◆ **YOUR INSTRUCTIONS**
Take each line that has the word "years" and return it.

◆ **ENTRIES**
>> BEGIN

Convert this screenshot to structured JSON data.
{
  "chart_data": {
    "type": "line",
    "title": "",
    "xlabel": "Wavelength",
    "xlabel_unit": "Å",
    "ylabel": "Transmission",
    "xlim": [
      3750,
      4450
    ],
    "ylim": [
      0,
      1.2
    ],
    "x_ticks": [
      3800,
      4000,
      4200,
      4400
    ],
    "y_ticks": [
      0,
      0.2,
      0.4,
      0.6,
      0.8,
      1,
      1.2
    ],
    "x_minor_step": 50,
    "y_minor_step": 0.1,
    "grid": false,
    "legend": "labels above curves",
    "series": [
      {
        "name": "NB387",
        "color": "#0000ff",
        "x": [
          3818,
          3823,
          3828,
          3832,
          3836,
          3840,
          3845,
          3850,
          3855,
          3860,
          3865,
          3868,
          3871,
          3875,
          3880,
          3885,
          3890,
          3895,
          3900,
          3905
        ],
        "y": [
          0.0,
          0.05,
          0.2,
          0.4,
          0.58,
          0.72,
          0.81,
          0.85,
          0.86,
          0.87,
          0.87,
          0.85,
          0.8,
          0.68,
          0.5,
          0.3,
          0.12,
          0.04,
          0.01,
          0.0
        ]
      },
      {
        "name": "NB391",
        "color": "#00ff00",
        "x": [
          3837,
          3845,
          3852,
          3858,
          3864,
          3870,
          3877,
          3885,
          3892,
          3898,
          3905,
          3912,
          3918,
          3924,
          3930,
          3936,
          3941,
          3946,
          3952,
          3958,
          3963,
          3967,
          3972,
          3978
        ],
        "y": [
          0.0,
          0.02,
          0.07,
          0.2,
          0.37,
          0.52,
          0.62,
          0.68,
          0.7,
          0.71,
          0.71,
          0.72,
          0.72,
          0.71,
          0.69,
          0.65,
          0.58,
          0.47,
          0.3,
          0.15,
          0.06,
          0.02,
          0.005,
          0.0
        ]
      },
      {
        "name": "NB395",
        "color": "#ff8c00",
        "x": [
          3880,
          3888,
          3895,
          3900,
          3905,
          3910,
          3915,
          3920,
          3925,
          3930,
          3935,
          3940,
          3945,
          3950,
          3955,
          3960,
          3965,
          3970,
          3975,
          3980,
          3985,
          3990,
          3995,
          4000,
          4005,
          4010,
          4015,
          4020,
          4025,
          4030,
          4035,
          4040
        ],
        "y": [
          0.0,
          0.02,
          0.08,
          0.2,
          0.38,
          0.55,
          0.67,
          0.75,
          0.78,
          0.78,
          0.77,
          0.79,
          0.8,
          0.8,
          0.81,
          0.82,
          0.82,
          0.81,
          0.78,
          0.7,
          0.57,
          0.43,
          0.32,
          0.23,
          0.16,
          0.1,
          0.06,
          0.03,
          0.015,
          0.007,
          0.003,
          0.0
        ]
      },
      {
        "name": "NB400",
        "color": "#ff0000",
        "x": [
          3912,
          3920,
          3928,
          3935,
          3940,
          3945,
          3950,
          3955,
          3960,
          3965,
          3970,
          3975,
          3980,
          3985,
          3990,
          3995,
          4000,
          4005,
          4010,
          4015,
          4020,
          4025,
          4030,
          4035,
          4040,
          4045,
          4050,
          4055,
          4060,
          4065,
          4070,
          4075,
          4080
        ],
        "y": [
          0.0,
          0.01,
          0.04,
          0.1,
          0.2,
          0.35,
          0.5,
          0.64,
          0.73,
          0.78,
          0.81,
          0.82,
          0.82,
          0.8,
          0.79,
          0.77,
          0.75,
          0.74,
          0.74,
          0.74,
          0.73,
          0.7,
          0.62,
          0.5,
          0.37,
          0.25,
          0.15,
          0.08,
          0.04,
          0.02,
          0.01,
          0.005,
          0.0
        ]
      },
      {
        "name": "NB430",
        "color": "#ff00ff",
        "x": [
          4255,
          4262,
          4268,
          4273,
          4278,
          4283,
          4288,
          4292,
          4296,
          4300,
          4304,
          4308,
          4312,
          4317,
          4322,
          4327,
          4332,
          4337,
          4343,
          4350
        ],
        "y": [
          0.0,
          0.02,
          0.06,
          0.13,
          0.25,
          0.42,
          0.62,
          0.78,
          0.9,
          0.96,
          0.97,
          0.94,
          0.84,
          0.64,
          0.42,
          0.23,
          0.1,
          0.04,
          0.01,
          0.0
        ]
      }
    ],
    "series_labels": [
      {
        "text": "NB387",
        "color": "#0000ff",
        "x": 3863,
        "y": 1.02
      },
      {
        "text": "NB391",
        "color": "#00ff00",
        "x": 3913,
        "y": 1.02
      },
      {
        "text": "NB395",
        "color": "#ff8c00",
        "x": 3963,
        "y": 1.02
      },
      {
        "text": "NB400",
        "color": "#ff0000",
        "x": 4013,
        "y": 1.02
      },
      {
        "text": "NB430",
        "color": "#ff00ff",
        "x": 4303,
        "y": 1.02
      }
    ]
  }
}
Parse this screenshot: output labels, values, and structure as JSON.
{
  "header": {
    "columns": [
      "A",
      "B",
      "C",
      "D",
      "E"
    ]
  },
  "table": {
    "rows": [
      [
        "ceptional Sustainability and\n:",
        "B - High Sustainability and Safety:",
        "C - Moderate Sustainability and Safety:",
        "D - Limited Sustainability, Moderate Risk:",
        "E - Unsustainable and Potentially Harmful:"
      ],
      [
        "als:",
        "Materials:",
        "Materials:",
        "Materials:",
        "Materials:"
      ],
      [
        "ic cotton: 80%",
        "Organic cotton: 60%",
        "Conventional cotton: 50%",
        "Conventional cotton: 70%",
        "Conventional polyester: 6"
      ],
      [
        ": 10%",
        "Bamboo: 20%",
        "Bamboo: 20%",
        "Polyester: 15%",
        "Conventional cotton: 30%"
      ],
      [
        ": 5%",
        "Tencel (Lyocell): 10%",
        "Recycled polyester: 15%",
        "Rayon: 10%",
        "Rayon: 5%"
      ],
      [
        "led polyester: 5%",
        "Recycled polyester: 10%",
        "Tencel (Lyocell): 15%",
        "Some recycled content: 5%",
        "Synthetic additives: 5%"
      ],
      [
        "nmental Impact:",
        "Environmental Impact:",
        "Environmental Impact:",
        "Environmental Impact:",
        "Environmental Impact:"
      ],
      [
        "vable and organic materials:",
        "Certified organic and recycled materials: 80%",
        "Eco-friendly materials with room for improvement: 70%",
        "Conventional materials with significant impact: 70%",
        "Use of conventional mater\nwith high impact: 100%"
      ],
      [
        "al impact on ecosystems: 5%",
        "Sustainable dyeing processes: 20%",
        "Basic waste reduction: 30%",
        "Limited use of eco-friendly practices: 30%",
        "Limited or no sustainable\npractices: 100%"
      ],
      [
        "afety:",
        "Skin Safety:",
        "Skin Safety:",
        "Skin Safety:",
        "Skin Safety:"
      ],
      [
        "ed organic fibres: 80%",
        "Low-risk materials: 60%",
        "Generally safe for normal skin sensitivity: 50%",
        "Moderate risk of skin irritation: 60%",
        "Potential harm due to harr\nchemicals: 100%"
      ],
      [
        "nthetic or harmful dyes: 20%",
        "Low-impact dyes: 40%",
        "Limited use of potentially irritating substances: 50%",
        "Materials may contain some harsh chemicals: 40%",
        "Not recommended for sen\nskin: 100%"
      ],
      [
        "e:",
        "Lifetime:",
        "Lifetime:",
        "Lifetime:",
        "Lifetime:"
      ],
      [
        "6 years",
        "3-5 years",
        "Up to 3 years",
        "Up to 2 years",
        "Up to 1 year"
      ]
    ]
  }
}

>> END

◆ **SOLUTION TO THIS TASK**
        "6 years",
        "3-5 years",
        "Up to 3 years",
        "Up to 2 years",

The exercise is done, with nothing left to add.